Stored records
+ + + + + + +

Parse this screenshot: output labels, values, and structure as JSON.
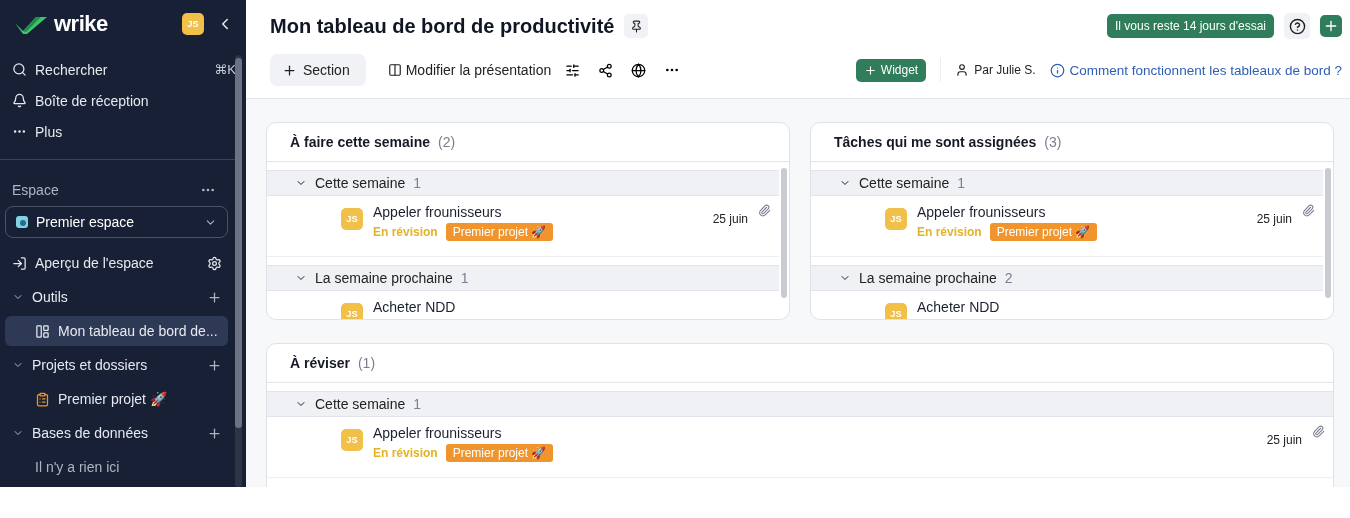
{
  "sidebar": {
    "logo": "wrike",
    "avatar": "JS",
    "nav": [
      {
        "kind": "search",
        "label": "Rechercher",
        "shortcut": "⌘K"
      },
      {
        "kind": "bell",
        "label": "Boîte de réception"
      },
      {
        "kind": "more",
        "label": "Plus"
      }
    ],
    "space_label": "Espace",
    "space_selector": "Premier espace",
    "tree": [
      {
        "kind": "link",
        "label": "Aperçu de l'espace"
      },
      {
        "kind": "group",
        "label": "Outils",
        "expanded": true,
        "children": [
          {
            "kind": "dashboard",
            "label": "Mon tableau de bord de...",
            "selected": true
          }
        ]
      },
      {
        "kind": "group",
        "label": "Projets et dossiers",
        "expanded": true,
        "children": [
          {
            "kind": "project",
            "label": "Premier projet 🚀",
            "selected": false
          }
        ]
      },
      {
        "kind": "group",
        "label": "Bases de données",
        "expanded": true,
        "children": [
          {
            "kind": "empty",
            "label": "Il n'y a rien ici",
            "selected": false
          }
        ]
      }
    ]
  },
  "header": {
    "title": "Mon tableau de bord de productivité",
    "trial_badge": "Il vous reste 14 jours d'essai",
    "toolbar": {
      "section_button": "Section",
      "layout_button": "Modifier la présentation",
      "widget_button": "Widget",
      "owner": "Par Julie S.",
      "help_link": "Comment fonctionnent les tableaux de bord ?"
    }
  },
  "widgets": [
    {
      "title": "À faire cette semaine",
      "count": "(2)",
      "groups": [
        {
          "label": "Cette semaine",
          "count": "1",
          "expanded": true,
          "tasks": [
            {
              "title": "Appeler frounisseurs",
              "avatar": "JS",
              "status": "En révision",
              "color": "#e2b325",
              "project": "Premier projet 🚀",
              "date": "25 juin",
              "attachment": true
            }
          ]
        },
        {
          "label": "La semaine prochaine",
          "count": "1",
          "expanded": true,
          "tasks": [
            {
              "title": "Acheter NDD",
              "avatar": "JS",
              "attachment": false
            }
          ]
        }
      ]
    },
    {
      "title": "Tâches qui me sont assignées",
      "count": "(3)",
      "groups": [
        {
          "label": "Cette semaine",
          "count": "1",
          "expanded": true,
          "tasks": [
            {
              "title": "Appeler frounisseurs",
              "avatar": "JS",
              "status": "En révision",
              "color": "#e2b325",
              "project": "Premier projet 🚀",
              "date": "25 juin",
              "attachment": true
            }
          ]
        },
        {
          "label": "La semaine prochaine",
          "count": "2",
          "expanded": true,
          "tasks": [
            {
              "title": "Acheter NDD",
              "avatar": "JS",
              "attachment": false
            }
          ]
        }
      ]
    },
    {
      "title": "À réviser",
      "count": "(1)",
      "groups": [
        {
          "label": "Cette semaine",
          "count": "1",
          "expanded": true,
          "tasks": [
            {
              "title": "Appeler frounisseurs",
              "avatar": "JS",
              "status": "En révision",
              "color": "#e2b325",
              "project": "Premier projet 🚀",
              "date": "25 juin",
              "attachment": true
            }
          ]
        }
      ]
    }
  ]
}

+ + + + + + +

■ **AIM OF THE EXERCISE**
Nothing but the pictures may be dropped; output the records above exactly.

■ **TASK RESULT**
Parse this screenshot: output labels, values, and structure as JSON.
{
  "sidebar": {
    "logo": "wrike",
    "avatar": "JS",
    "nav": [
      {
        "kind": "search",
        "label": "Rechercher",
        "shortcut": "⌘K"
      },
      {
        "kind": "bell",
        "label": "Boîte de réception"
      },
      {
        "kind": "more",
        "label": "Plus"
      }
    ],
    "space_label": "Espace",
    "space_selector": "Premier espace",
    "tree": [
      {
        "kind": "link",
        "label": "Aperçu de l'espace"
      },
      {
        "kind": "group",
        "label": "Outils",
        "expanded": true,
        "children": [
          {
            "kind": "dashboard",
            "label": "Mon tableau de bord de...",
            "selected": true
          }
        ]
      },
      {
        "kind": "group",
        "label": "Projets et dossiers",
        "expanded": true,
        "children": [
          {
            "kind": "project",
            "label": "Premier projet 🚀",
            "selected": false
          }
        ]
      },
      {
        "kind": "group",
        "label": "Bases de données",
        "expanded": true,
        "children": [
          {
            "kind": "empty",
            "label": "Il n'y a rien ici",
            "selected": false
          }
        ]
      }
    ]
  },
  "header": {
    "title": "Mon tableau de bord de productivité",
    "trial_badge": "Il vous reste 14 jours d'essai",
    "toolbar": {
      "section_button": "Section",
      "layout_button": "Modifier la présentation",
      "widget_button": "Widget",
      "owner": "Par Julie S.",
      "help_link": "Comment fonctionnent les tableaux de bord ?"
    }
  },
  "widgets": [
    {
      "title": "À faire cette semaine",
      "count": "(2)",
      "groups": [
        {
          "label": "Cette semaine",
          "count": "1",
          "expanded": true,
          "tasks": [
            {
              "title": "Appeler frounisseurs",
              "avatar": "JS",
              "status": "En révision",
              "color": "#e2b325",
              "project": "Premier projet 🚀",
              "date": "25 juin",
              "attachment": true
            }
          ]
        },
        {
          "label": "La semaine prochaine",
          "count": "1",
          "expanded": true,
          "tasks": [
            {
              "title": "Acheter NDD",
              "avatar": "JS",
              "attachment": false
            }
          ]
        }
      ]
    },
    {
      "title": "Tâches qui me sont assignées",
      "count": "(3)",
      "groups": [
        {
          "label": "Cette semaine",
          "count": "1",
          "expanded": true,
          "tasks": [
            {
              "title": "Appeler frounisseurs",
              "avatar": "JS",
              "status": "En révision",
              "color": "#e2b325",
              "project": "Premier projet 🚀",
              "date": "25 juin",
              "attachment": true
            }
          ]
        },
        {
          "label": "La semaine prochaine",
          "count": "2",
          "expanded": true,
          "tasks": [
            {
              "title": "Acheter NDD",
              "avatar": "JS",
              "attachment": false
            }
          ]
        }
      ]
    },
    {
      "title": "À réviser",
      "count": "(1)",
      "groups": [
        {
          "label": "Cette semaine",
          "count": "1",
          "expanded": true,
          "tasks": [
            {
              "title": "Appeler frounisseurs",
              "avatar": "JS",
              "status": "En révision",
              "color": "#e2b325",
              "project": "Premier projet 🚀",
              "date": "25 juin",
              "attachment": true
            }
          ]
        }
      ]
    }
  ]
}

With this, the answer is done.